---- AVAILABLE RECORDS
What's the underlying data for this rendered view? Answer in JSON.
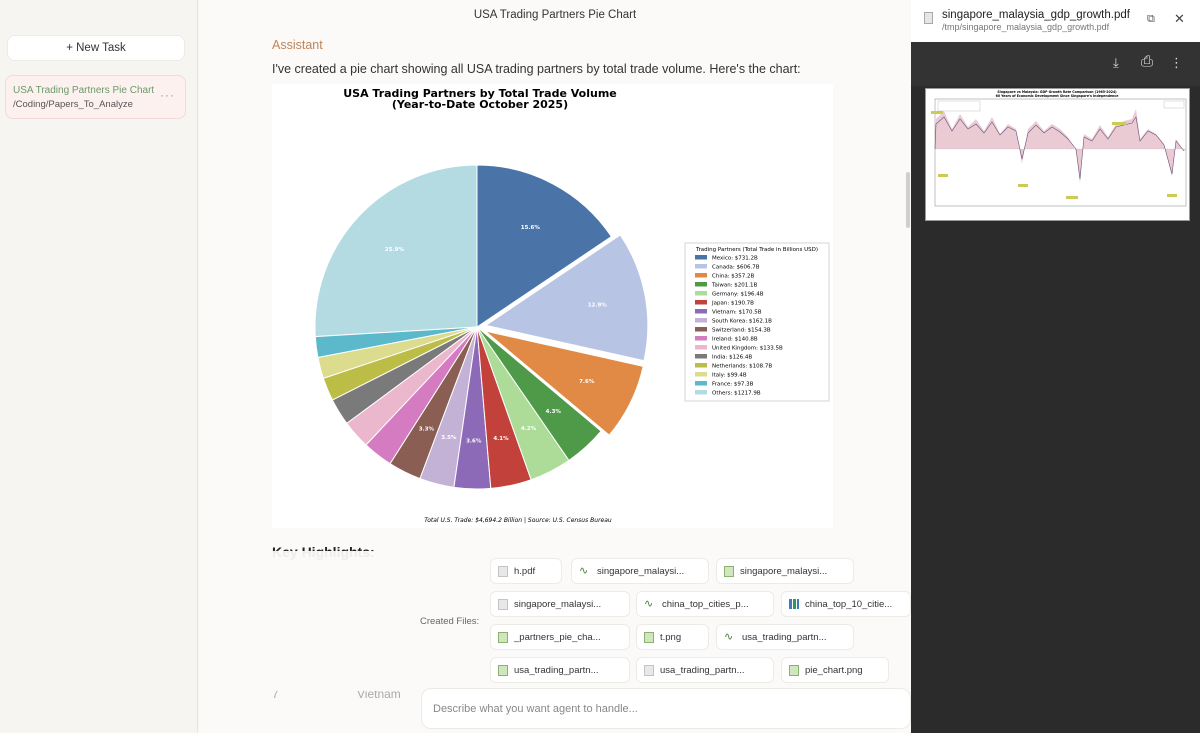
{
  "sidebar": {
    "new_task_label": "+ New Task",
    "task": {
      "title": "USA Trading Partners Pie Chart",
      "path": "/Coding/Papers_To_Analyze",
      "more": "···"
    }
  },
  "main": {
    "title": "USA Trading Partners Pie Chart",
    "role": "Assistant",
    "message": "I've created a pie chart showing all USA trading partners by total trade volume. Here's the chart:",
    "key_heading": "Key Highlights:",
    "faded_rank": "7",
    "faded_country": "Vietnam",
    "input_placeholder": "Describe what you want agent to handle..."
  },
  "files": {
    "label": "Created Files:",
    "items": [
      {
        "name": "h.pdf",
        "icon": "pdf-file-icon"
      },
      {
        "name": "singapore_malaysi...",
        "icon": "python-file-icon"
      },
      {
        "name": "singapore_malaysi...",
        "icon": "image-file-icon"
      },
      {
        "name": "singapore_malaysi...",
        "icon": "pdf-file-icon"
      },
      {
        "name": "china_top_cities_p...",
        "icon": "python-file-icon"
      },
      {
        "name": "china_top_10_citie...",
        "icon": "chart-file-icon"
      },
      {
        "name": "_partners_pie_cha...",
        "icon": "image-file-icon"
      },
      {
        "name": "t.png",
        "icon": "image-file-icon"
      },
      {
        "name": "usa_trading_partn...",
        "icon": "python-file-icon"
      },
      {
        "name": "usa_trading_partn...",
        "icon": "image-file-icon"
      },
      {
        "name": "usa_trading_partn...",
        "icon": "pdf-file-icon"
      },
      {
        "name": "pie_chart.png",
        "icon": "image-file-icon"
      }
    ]
  },
  "pdf_viewer": {
    "filename": "singapore_malaysia_gdp_growth.pdf",
    "path": "/tmp/singapore_malaysia_gdp_growth.pdf",
    "open_external": "⧉",
    "close": "✕",
    "download": "⤓",
    "print": "⎙",
    "more": "⋮",
    "page_title": "Singapore vs Malaysia: GDP Growth Rate Comparison (1965-2024)",
    "page_subtitle": "60 Years of Economic Development Since Singapore's Independence"
  },
  "chart_data": {
    "type": "pie",
    "title": "USA Trading Partners by Total Trade Volume",
    "subtitle": "(Year-to-Date October 2025)",
    "legend_title": "Trading Partners (Total Trade in Billions USD)",
    "legend_position": "right",
    "footer": "Total U.S. Trade: $4,694.2 Billion | Source: U.S. Census Bureau",
    "slices": [
      {
        "label": "Mexico: $731.2B",
        "value": 731.2,
        "pct": "15.6%",
        "color": "#4a73a8",
        "explode": false
      },
      {
        "label": "Canada: $606.7B",
        "value": 606.7,
        "pct": "12.9%",
        "color": "#b8c4e3",
        "explode": true
      },
      {
        "label": "China: $357.2B",
        "value": 357.2,
        "pct": "7.6%",
        "color": "#e08a45",
        "explode": true
      },
      {
        "label": "Taiwan: $201.1B",
        "value": 201.1,
        "pct": "4.3%",
        "color": "#4f9a48",
        "explode": false
      },
      {
        "label": "Germany: $196.4B",
        "value": 196.4,
        "pct": "4.2%",
        "color": "#acdc98",
        "explode": false
      },
      {
        "label": "Japan: $190.7B",
        "value": 190.7,
        "pct": "4.1%",
        "color": "#c2413b",
        "explode": false
      },
      {
        "label": "Vietnam: $170.5B",
        "value": 170.5,
        "pct": "3.6%",
        "color": "#8d6ab8",
        "explode": false
      },
      {
        "label": "South Korea: $162.1B",
        "value": 162.1,
        "pct": "3.5%",
        "color": "#c4b2d6",
        "explode": false
      },
      {
        "label": "Switzerland: $154.3B",
        "value": 154.3,
        "pct": "3.3%",
        "color": "#8b5e53",
        "explode": false
      },
      {
        "label": "Ireland: $140.8B",
        "value": 140.8,
        "pct": "",
        "color": "#d57bc2",
        "explode": false
      },
      {
        "label": "United Kingdom: $133.5B",
        "value": 133.5,
        "pct": "",
        "color": "#eab7cd",
        "explode": false
      },
      {
        "label": "India: $126.4B",
        "value": 126.4,
        "pct": "",
        "color": "#7a7a7a",
        "explode": false
      },
      {
        "label": "Netherlands: $108.7B",
        "value": 108.7,
        "pct": "",
        "color": "#bcbd46",
        "explode": false
      },
      {
        "label": "Italy: $99.4B",
        "value": 99.4,
        "pct": "",
        "color": "#dbdc8d",
        "explode": false
      },
      {
        "label": "France: $97.3B",
        "value": 97.3,
        "pct": "",
        "color": "#5cb8cb",
        "explode": false
      },
      {
        "label": "Others: $1217.9B",
        "value": 1217.9,
        "pct": "25.9%",
        "color": "#b4dbe2",
        "explode": false
      }
    ]
  }
}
--------
Reproduce each line exactly as it appears, omitting the pictures.

What's the underlying data for this rendered view? Answer in JSON.
{
  "sidebar": {
    "new_task_label": "+ New Task",
    "task": {
      "title": "USA Trading Partners Pie Chart",
      "path": "/Coding/Papers_To_Analyze",
      "more": "···"
    }
  },
  "main": {
    "title": "USA Trading Partners Pie Chart",
    "role": "Assistant",
    "message": "I've created a pie chart showing all USA trading partners by total trade volume. Here's the chart:",
    "key_heading": "Key Highlights:",
    "faded_rank": "7",
    "faded_country": "Vietnam",
    "input_placeholder": "Describe what you want agent to handle..."
  },
  "files": {
    "label": "Created Files:",
    "items": [
      {
        "name": "h.pdf",
        "icon": "pdf-file-icon"
      },
      {
        "name": "singapore_malaysi...",
        "icon": "python-file-icon"
      },
      {
        "name": "singapore_malaysi...",
        "icon": "image-file-icon"
      },
      {
        "name": "singapore_malaysi...",
        "icon": "pdf-file-icon"
      },
      {
        "name": "china_top_cities_p...",
        "icon": "python-file-icon"
      },
      {
        "name": "china_top_10_citie...",
        "icon": "chart-file-icon"
      },
      {
        "name": "_partners_pie_cha...",
        "icon": "image-file-icon"
      },
      {
        "name": "t.png",
        "icon": "image-file-icon"
      },
      {
        "name": "usa_trading_partn...",
        "icon": "python-file-icon"
      },
      {
        "name": "usa_trading_partn...",
        "icon": "image-file-icon"
      },
      {
        "name": "usa_trading_partn...",
        "icon": "pdf-file-icon"
      },
      {
        "name": "pie_chart.png",
        "icon": "image-file-icon"
      }
    ]
  },
  "pdf_viewer": {
    "filename": "singapore_malaysia_gdp_growth.pdf",
    "path": "/tmp/singapore_malaysia_gdp_growth.pdf",
    "open_external": "⧉",
    "close": "✕",
    "download": "⤓",
    "print": "⎙",
    "more": "⋮",
    "page_title": "Singapore vs Malaysia: GDP Growth Rate Comparison (1965-2024)",
    "page_subtitle": "60 Years of Economic Development Since Singapore's Independence"
  },
  "chart_data": {
    "type": "pie",
    "title": "USA Trading Partners by Total Trade Volume",
    "subtitle": "(Year-to-Date October 2025)",
    "legend_title": "Trading Partners (Total Trade in Billions USD)",
    "legend_position": "right",
    "footer": "Total U.S. Trade: $4,694.2 Billion | Source: U.S. Census Bureau",
    "slices": [
      {
        "label": "Mexico: $731.2B",
        "value": 731.2,
        "pct": "15.6%",
        "color": "#4a73a8",
        "explode": false
      },
      {
        "label": "Canada: $606.7B",
        "value": 606.7,
        "pct": "12.9%",
        "color": "#b8c4e3",
        "explode": true
      },
      {
        "label": "China: $357.2B",
        "value": 357.2,
        "pct": "7.6%",
        "color": "#e08a45",
        "explode": true
      },
      {
        "label": "Taiwan: $201.1B",
        "value": 201.1,
        "pct": "4.3%",
        "color": "#4f9a48",
        "explode": false
      },
      {
        "label": "Germany: $196.4B",
        "value": 196.4,
        "pct": "4.2%",
        "color": "#acdc98",
        "explode": false
      },
      {
        "label": "Japan: $190.7B",
        "value": 190.7,
        "pct": "4.1%",
        "color": "#c2413b",
        "explode": false
      },
      {
        "label": "Vietnam: $170.5B",
        "value": 170.5,
        "pct": "3.6%",
        "color": "#8d6ab8",
        "explode": false
      },
      {
        "label": "South Korea: $162.1B",
        "value": 162.1,
        "pct": "3.5%",
        "color": "#c4b2d6",
        "explode": false
      },
      {
        "label": "Switzerland: $154.3B",
        "value": 154.3,
        "pct": "3.3%",
        "color": "#8b5e53",
        "explode": false
      },
      {
        "label": "Ireland: $140.8B",
        "value": 140.8,
        "pct": "",
        "color": "#d57bc2",
        "explode": false
      },
      {
        "label": "United Kingdom: $133.5B",
        "value": 133.5,
        "pct": "",
        "color": "#eab7cd",
        "explode": false
      },
      {
        "label": "India: $126.4B",
        "value": 126.4,
        "pct": "",
        "color": "#7a7a7a",
        "explode": false
      },
      {
        "label": "Netherlands: $108.7B",
        "value": 108.7,
        "pct": "",
        "color": "#bcbd46",
        "explode": false
      },
      {
        "label": "Italy: $99.4B",
        "value": 99.4,
        "pct": "",
        "color": "#dbdc8d",
        "explode": false
      },
      {
        "label": "France: $97.3B",
        "value": 97.3,
        "pct": "",
        "color": "#5cb8cb",
        "explode": false
      },
      {
        "label": "Others: $1217.9B",
        "value": 1217.9,
        "pct": "25.9%",
        "color": "#b4dbe2",
        "explode": false
      }
    ]
  }
}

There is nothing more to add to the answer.